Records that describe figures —
-- start --
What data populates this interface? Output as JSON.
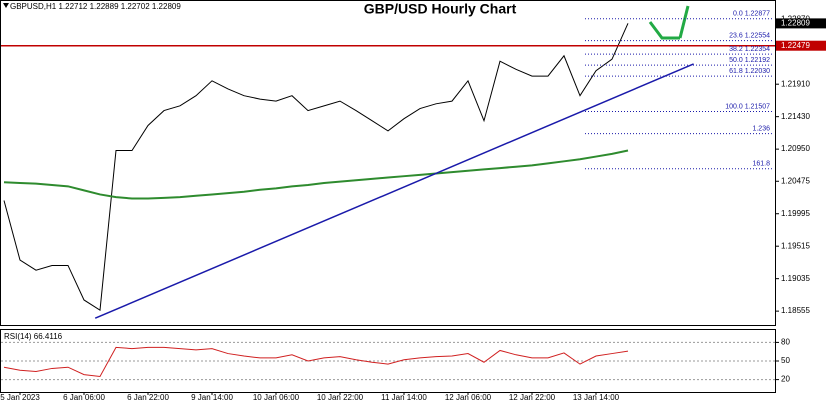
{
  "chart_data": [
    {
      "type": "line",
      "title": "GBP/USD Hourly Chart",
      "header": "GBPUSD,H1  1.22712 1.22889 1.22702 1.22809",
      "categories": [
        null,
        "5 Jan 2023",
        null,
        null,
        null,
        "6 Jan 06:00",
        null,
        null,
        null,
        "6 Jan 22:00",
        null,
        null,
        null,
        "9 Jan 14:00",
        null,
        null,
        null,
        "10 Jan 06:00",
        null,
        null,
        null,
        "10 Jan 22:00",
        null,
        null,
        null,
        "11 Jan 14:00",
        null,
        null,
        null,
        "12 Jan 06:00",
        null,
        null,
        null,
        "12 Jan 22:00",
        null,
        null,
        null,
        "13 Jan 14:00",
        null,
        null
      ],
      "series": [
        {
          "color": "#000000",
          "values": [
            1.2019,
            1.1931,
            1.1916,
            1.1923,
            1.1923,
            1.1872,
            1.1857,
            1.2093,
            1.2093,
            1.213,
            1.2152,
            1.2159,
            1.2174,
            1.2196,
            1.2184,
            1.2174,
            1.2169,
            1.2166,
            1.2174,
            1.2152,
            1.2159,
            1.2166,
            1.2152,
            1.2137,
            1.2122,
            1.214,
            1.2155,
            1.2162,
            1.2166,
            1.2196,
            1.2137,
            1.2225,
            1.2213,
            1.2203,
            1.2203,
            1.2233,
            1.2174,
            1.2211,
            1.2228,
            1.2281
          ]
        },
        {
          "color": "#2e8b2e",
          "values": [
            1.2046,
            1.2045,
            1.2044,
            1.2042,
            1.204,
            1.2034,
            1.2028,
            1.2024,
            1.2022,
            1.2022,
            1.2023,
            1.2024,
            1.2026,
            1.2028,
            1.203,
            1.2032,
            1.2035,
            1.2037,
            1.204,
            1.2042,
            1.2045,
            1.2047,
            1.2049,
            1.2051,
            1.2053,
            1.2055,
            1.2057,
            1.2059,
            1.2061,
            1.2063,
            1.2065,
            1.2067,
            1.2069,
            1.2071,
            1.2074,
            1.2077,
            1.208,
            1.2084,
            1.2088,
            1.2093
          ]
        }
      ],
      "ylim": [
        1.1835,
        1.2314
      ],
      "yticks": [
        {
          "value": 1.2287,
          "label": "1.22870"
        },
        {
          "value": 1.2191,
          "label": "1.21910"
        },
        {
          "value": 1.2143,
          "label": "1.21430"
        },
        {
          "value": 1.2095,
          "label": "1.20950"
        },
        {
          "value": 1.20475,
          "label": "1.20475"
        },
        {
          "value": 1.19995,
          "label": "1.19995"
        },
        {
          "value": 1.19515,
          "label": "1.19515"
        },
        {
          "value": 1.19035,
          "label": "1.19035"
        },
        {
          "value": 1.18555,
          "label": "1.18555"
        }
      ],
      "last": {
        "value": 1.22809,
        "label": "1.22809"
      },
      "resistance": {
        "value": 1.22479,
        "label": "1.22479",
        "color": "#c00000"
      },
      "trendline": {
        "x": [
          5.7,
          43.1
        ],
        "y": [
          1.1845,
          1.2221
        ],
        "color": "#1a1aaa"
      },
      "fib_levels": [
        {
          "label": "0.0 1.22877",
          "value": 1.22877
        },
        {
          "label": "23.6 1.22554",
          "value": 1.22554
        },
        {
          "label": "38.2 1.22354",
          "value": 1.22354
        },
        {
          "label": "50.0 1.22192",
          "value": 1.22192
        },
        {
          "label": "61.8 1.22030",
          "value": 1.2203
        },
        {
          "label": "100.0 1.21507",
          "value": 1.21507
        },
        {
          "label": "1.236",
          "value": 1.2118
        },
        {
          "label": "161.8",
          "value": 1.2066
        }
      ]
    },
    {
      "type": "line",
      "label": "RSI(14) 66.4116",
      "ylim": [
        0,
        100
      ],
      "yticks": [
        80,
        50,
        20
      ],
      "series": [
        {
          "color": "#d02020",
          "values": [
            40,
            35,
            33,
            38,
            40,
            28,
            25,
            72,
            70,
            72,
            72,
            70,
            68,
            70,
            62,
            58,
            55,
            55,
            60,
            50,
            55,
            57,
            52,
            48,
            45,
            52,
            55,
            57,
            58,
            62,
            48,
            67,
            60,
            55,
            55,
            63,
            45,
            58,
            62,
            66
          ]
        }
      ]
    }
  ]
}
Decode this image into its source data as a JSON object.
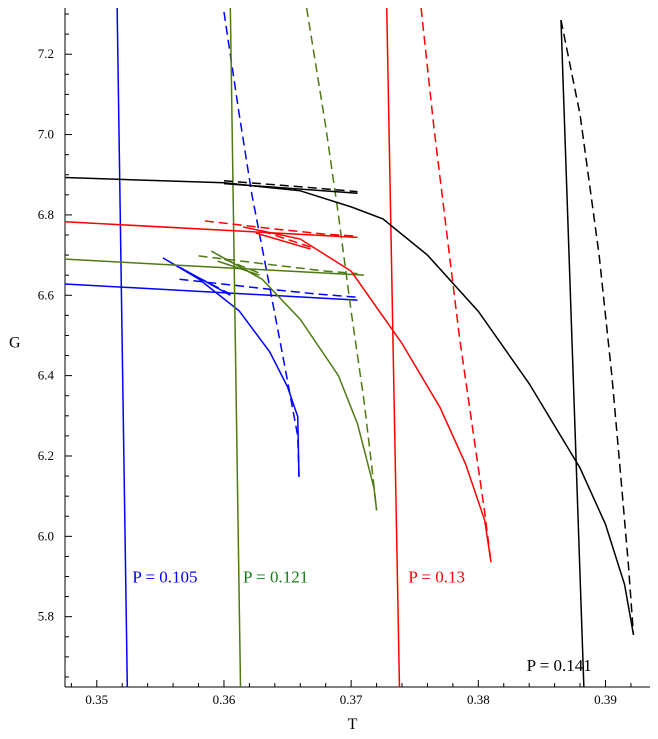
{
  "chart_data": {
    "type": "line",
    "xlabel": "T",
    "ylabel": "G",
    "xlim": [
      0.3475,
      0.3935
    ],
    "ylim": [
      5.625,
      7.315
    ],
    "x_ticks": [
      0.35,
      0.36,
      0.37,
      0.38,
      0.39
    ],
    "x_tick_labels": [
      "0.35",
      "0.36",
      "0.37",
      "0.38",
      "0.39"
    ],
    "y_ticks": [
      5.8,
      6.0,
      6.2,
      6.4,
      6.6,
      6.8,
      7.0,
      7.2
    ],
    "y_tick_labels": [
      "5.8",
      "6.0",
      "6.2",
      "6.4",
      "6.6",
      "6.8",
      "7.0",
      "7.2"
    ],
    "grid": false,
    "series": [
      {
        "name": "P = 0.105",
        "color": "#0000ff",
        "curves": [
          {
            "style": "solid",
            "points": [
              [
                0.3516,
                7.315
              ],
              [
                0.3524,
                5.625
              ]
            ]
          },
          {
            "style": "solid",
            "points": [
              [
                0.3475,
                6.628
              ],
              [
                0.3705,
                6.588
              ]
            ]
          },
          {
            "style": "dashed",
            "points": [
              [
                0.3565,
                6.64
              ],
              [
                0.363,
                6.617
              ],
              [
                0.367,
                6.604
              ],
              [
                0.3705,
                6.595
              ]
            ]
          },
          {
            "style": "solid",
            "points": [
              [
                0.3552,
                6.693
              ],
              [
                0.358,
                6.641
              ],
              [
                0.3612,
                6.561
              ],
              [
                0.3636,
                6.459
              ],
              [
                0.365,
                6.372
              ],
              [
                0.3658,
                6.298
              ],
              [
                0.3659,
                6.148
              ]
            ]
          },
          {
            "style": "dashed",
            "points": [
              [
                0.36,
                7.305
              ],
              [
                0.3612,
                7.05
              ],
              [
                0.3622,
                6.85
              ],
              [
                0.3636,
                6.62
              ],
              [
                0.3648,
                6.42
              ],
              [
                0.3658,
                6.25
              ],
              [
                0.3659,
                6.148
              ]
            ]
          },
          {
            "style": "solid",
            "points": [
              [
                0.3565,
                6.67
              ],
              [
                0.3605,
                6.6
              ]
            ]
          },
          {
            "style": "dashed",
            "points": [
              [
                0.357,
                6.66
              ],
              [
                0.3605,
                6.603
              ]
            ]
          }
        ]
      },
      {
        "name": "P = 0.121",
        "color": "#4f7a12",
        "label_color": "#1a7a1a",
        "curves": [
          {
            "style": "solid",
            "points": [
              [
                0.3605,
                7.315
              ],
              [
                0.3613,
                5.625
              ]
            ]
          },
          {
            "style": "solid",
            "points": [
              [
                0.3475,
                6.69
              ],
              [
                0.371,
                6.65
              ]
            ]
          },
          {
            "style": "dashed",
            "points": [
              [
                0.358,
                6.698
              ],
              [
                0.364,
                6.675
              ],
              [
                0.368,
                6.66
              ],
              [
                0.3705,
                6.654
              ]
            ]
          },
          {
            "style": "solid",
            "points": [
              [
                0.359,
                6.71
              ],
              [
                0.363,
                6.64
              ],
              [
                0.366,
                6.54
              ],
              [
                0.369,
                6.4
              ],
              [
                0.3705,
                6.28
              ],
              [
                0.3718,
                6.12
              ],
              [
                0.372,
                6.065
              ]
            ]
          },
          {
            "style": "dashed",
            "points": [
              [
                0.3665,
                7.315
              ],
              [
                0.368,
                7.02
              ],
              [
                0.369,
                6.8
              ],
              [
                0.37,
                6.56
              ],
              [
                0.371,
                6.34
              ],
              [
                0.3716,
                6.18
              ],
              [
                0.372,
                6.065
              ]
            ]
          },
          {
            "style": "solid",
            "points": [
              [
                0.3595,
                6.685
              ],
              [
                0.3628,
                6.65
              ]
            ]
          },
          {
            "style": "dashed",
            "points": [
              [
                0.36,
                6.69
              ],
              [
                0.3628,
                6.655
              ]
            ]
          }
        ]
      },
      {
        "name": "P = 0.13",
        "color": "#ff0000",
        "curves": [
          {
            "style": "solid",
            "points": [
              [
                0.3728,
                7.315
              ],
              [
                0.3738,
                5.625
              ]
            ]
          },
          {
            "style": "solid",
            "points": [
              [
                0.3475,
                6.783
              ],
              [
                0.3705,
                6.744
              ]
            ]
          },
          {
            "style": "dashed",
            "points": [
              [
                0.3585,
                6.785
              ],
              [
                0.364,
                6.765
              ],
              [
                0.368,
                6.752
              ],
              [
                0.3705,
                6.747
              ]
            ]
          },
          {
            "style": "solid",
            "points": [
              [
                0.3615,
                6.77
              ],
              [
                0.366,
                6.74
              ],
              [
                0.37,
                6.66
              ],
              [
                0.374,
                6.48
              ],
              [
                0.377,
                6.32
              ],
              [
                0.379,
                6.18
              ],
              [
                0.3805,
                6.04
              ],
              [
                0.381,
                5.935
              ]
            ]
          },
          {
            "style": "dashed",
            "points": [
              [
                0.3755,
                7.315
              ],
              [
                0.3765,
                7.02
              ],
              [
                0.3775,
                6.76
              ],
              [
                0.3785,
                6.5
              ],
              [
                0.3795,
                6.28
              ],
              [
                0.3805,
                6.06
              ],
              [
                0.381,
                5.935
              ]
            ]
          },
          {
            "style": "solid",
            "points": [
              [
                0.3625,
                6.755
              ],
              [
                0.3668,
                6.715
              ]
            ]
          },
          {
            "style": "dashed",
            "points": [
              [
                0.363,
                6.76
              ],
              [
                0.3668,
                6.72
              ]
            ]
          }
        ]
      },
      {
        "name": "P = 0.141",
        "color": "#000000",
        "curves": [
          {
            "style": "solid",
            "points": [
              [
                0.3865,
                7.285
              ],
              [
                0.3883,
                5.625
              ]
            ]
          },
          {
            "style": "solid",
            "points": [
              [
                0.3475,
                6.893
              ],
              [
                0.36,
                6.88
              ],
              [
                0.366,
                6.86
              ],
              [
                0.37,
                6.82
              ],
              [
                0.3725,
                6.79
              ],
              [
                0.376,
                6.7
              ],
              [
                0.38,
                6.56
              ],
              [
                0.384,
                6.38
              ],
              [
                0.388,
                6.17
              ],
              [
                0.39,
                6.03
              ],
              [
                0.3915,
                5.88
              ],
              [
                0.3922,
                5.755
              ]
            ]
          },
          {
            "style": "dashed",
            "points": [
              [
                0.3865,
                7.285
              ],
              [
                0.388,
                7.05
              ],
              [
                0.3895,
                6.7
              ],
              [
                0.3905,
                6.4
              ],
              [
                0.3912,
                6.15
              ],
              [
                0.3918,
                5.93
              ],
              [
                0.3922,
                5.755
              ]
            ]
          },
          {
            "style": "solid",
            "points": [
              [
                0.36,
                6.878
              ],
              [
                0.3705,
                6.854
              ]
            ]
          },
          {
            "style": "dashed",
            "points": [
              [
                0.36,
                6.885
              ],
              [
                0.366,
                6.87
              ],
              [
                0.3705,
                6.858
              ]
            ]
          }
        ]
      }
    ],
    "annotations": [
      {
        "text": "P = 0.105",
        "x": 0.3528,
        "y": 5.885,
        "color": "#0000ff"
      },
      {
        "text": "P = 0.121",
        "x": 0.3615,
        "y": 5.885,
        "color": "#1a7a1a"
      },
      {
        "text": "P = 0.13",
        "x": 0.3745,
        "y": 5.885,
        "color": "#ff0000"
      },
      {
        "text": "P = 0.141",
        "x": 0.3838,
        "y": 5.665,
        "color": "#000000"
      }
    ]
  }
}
-- end --
Direction — Look through the data above. Find each line with the string "this" and copy it.

Written solution —
What data populates this interface? Output as JSON.
Decode this image into its source data as a JSON object.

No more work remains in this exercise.